WHAT IS NEEDED:
Copy the data below word for word. Start with its first line, end with the line that contains "x-tick-label: 1 [2129,923,2146,958]", and include both of those lines.

INPUT DATA:
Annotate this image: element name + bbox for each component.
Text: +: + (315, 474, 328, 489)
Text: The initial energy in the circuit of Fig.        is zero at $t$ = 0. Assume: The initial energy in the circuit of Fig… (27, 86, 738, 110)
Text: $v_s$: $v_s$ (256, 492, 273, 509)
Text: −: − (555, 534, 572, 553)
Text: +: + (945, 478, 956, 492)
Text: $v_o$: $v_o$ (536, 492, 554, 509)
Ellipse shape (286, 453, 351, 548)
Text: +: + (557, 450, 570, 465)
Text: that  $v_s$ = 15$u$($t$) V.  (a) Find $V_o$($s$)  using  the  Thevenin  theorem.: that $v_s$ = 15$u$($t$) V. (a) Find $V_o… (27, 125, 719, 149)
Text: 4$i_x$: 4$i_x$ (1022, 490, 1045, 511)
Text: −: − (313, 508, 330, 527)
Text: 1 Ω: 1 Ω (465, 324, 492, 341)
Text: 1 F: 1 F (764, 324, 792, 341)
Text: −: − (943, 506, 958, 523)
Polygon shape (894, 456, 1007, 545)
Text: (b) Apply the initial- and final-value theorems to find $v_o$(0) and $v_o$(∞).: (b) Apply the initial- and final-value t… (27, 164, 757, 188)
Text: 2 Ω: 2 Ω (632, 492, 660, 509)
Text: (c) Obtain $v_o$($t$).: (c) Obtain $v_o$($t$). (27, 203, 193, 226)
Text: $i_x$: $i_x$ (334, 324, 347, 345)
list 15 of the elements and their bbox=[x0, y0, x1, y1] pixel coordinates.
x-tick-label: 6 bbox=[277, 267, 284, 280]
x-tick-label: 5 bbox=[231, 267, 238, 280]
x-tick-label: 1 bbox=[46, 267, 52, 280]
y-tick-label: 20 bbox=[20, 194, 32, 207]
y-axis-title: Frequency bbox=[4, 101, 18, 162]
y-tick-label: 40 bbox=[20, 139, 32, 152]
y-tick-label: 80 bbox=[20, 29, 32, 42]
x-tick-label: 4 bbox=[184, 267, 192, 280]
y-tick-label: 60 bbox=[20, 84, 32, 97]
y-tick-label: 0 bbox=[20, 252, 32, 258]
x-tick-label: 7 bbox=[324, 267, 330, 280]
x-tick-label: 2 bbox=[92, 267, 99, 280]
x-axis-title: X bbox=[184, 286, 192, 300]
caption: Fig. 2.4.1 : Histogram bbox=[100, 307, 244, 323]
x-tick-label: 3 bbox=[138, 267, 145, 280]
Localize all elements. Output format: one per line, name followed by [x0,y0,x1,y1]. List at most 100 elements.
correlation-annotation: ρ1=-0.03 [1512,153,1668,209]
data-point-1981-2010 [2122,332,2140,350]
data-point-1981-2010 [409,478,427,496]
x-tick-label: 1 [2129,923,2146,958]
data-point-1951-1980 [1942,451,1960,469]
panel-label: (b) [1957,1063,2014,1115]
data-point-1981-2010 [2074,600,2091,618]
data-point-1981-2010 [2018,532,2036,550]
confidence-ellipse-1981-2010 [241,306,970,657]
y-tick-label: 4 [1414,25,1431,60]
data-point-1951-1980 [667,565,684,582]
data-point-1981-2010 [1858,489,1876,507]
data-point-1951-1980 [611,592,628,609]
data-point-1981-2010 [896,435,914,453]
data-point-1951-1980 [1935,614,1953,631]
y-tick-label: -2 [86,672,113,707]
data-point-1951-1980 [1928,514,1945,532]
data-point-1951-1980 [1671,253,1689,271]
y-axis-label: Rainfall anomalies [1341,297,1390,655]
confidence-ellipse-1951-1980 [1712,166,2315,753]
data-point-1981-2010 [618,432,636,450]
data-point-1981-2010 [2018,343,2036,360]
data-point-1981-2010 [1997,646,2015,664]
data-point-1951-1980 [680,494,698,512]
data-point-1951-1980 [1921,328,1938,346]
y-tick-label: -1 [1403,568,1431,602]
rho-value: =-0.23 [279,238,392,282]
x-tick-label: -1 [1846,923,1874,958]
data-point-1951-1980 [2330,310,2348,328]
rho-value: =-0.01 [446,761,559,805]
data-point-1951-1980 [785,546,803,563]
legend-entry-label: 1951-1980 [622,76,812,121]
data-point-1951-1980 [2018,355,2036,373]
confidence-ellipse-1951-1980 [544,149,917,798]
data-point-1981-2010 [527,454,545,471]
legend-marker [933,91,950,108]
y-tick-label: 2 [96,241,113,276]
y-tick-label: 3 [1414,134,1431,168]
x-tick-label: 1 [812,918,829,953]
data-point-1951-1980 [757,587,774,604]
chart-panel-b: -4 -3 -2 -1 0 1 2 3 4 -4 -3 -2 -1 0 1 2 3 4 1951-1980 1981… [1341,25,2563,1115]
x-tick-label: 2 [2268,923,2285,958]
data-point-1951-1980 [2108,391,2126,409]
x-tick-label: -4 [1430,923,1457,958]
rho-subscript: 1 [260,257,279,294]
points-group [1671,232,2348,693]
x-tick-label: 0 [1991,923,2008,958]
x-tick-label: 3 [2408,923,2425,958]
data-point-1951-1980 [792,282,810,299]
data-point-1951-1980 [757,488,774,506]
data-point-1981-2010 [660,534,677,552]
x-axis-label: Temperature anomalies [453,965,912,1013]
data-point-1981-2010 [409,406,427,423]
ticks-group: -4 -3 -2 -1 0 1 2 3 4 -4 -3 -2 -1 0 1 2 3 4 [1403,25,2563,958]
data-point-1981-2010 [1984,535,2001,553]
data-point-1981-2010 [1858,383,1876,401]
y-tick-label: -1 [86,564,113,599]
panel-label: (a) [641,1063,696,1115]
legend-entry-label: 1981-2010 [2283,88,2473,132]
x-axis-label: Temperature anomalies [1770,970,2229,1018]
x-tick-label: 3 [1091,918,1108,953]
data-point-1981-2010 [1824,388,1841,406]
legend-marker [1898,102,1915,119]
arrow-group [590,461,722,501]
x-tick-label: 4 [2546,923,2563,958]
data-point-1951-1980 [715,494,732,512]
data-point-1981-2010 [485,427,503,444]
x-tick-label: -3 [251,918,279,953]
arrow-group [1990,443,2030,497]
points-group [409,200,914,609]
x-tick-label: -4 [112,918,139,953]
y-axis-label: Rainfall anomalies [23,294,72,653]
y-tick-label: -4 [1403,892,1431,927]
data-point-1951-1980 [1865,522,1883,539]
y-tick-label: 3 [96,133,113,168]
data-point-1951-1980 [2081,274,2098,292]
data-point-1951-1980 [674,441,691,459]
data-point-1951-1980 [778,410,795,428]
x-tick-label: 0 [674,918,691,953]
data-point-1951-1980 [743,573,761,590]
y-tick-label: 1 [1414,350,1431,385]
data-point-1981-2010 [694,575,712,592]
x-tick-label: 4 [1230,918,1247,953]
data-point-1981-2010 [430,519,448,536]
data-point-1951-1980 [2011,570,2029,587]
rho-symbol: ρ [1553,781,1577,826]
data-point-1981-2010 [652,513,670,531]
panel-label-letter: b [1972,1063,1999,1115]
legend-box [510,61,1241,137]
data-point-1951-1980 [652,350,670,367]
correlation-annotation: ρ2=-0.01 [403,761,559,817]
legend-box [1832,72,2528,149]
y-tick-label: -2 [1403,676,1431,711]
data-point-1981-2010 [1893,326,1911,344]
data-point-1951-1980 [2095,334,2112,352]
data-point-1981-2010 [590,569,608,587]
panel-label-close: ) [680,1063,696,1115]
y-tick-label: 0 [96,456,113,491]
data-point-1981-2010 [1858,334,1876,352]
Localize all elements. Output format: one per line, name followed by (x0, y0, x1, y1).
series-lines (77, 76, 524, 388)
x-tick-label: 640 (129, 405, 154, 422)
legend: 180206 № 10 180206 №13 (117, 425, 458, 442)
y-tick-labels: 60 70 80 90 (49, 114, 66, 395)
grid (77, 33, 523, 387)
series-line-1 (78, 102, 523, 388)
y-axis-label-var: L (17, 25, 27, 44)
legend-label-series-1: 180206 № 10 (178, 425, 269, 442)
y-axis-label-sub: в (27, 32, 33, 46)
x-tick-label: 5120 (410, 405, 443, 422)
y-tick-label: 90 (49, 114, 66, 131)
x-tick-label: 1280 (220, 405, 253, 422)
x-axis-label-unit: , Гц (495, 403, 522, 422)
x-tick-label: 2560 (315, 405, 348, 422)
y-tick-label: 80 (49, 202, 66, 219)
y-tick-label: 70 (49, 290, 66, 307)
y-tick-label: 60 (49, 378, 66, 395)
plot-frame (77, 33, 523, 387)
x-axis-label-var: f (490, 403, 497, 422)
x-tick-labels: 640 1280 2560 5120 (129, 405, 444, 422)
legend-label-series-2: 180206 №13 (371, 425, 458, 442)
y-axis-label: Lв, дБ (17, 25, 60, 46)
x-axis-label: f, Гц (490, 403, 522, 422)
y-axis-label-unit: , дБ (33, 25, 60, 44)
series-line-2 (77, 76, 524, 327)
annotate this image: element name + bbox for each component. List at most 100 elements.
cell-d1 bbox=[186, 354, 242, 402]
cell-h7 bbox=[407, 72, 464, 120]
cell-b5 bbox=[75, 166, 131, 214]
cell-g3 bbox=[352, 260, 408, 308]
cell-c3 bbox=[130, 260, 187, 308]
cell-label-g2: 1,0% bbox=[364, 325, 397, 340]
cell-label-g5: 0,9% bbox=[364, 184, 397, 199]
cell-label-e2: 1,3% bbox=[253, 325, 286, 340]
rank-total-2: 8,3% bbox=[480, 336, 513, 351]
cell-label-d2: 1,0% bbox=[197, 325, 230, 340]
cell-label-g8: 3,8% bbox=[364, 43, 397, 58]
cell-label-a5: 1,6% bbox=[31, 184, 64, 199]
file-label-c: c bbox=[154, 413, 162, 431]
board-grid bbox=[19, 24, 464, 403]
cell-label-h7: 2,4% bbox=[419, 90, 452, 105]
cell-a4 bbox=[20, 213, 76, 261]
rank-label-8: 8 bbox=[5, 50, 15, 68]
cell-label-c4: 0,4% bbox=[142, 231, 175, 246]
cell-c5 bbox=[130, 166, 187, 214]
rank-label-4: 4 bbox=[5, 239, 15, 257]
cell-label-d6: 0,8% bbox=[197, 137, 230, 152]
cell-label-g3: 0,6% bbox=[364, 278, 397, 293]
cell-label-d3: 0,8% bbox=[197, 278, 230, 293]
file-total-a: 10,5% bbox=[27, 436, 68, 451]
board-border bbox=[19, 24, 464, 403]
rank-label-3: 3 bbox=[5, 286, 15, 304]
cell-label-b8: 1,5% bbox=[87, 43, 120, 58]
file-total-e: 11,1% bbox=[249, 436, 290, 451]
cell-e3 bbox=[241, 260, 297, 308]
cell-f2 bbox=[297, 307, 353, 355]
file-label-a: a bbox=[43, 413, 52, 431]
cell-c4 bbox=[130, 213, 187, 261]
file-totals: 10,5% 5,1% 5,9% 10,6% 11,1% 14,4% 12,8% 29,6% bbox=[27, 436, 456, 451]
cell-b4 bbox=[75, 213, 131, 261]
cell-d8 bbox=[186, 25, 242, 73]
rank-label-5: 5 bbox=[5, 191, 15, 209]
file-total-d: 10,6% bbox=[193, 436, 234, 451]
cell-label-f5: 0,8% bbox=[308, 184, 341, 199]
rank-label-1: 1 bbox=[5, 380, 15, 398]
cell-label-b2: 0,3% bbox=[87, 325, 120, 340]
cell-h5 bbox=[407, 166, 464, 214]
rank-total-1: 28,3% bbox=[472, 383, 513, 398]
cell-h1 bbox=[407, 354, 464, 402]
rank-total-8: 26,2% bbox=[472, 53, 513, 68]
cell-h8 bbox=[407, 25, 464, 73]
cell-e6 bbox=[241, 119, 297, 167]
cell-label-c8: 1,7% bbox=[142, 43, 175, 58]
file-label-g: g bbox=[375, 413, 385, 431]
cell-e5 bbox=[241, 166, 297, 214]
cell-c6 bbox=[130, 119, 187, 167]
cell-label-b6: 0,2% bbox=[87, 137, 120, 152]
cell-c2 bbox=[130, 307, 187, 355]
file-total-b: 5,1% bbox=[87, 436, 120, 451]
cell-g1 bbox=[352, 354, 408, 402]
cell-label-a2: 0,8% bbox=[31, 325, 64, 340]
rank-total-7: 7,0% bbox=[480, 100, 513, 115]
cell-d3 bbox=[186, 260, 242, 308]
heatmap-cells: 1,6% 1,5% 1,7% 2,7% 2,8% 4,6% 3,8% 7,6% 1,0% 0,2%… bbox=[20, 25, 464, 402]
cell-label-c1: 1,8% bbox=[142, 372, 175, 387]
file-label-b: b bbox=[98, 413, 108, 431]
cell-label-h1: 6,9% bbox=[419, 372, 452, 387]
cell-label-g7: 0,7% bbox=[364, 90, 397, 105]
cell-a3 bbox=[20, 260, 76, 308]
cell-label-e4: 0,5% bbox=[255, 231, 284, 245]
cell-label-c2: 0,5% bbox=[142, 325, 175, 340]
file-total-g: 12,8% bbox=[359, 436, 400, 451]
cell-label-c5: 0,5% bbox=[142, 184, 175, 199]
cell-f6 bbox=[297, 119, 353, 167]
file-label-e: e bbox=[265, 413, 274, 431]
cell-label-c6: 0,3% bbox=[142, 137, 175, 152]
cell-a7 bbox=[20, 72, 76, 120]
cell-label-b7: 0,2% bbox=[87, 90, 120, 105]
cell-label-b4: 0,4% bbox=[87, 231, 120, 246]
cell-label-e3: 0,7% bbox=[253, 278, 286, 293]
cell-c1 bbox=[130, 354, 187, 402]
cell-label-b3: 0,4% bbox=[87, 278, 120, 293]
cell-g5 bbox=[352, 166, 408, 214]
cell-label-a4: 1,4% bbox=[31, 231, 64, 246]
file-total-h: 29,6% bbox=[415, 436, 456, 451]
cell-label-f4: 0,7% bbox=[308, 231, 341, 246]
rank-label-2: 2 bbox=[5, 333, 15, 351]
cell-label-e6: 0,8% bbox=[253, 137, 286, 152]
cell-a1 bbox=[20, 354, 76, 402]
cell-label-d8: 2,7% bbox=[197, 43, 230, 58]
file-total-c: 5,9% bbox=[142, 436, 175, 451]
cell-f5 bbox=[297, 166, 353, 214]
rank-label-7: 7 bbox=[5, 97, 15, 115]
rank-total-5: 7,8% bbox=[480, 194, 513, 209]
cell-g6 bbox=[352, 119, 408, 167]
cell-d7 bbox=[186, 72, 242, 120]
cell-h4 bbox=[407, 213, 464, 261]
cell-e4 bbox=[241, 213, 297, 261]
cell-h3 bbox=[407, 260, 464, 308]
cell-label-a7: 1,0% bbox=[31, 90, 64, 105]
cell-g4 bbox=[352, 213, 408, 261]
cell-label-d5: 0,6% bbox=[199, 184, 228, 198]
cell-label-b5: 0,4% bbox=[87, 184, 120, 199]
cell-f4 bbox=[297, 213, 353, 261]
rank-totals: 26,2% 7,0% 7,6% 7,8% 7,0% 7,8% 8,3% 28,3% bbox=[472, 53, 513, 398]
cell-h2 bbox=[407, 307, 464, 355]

FULL ANSWER:
Annotate this image: element name + bbox for each component.
Text: +: + (315, 474, 328, 489)
Text: The initial energy in the circuit of Fig.        is zero at $t$ = 0. Assume: The initial energy in the circuit of Fig… (27, 86, 738, 110)
Text: $v_s$: $v_s$ (256, 492, 273, 509)
Text: −: − (555, 534, 572, 553)
Text: +: + (945, 478, 956, 492)
Text: $v_o$: $v_o$ (536, 492, 554, 509)
Ellipse shape (286, 453, 351, 548)
Text: +: + (557, 450, 570, 465)
Text: that  $v_s$ = 15$u$($t$) V.  (a) Find $V_o$($s$)  using  the  Thevenin  theorem.: that $v_s$ = 15$u$($t$) V. (a) Find $V_o… (27, 125, 719, 149)
Text: 4$i_x$: 4$i_x$ (1022, 490, 1045, 511)
Text: −: − (313, 508, 330, 527)
Text: 1 Ω: 1 Ω (465, 324, 492, 341)
Text: 1 F: 1 F (764, 324, 792, 341)
Text: −: − (943, 506, 958, 523)
Polygon shape (894, 456, 1007, 545)
Text: (b) Apply the initial- and final-value theorems to find $v_o$(0) and $v_o$(∞).: (b) Apply the initial- and final-value t… (27, 164, 757, 188)
Text: 2 Ω: 2 Ω (632, 492, 660, 509)
Text: (c) Obtain $v_o$($t$).: (c) Obtain $v_o$($t$). (27, 203, 193, 226)
Text: $i_x$: $i_x$ (334, 324, 347, 345)
list 15 of the elements and their bbox=[x0, y0, x1, y1] pixel coordinates.
x-tick-label: 6 bbox=[277, 267, 284, 280]
x-tick-label: 5 bbox=[231, 267, 238, 280]
x-tick-label: 1 bbox=[46, 267, 52, 280]
y-tick-label: 20 bbox=[20, 194, 32, 207]
y-axis-title: Frequency bbox=[4, 101, 18, 162]
y-tick-label: 40 bbox=[20, 139, 32, 152]
y-tick-label: 80 bbox=[20, 29, 32, 42]
x-tick-label: 4 bbox=[184, 267, 192, 280]
y-tick-label: 60 bbox=[20, 84, 32, 97]
y-tick-label: 0 bbox=[20, 252, 32, 258]
x-tick-label: 7 bbox=[324, 267, 330, 280]
x-tick-label: 2 bbox=[92, 267, 99, 280]
x-axis-title: X bbox=[184, 286, 192, 300]
caption: Fig. 2.4.1 : Histogram bbox=[100, 307, 244, 323]
x-tick-label: 3 bbox=[138, 267, 145, 280]
Localize all elements. Output format: one per line, name followed by [x0,y0,x1,y1]. List at most 100 elements.
correlation-annotation: ρ1=-0.03 [1512,153,1668,209]
data-point-1981-2010 [2122,332,2140,350]
data-point-1981-2010 [409,478,427,496]
x-tick-label: 1 [2129,923,2146,958]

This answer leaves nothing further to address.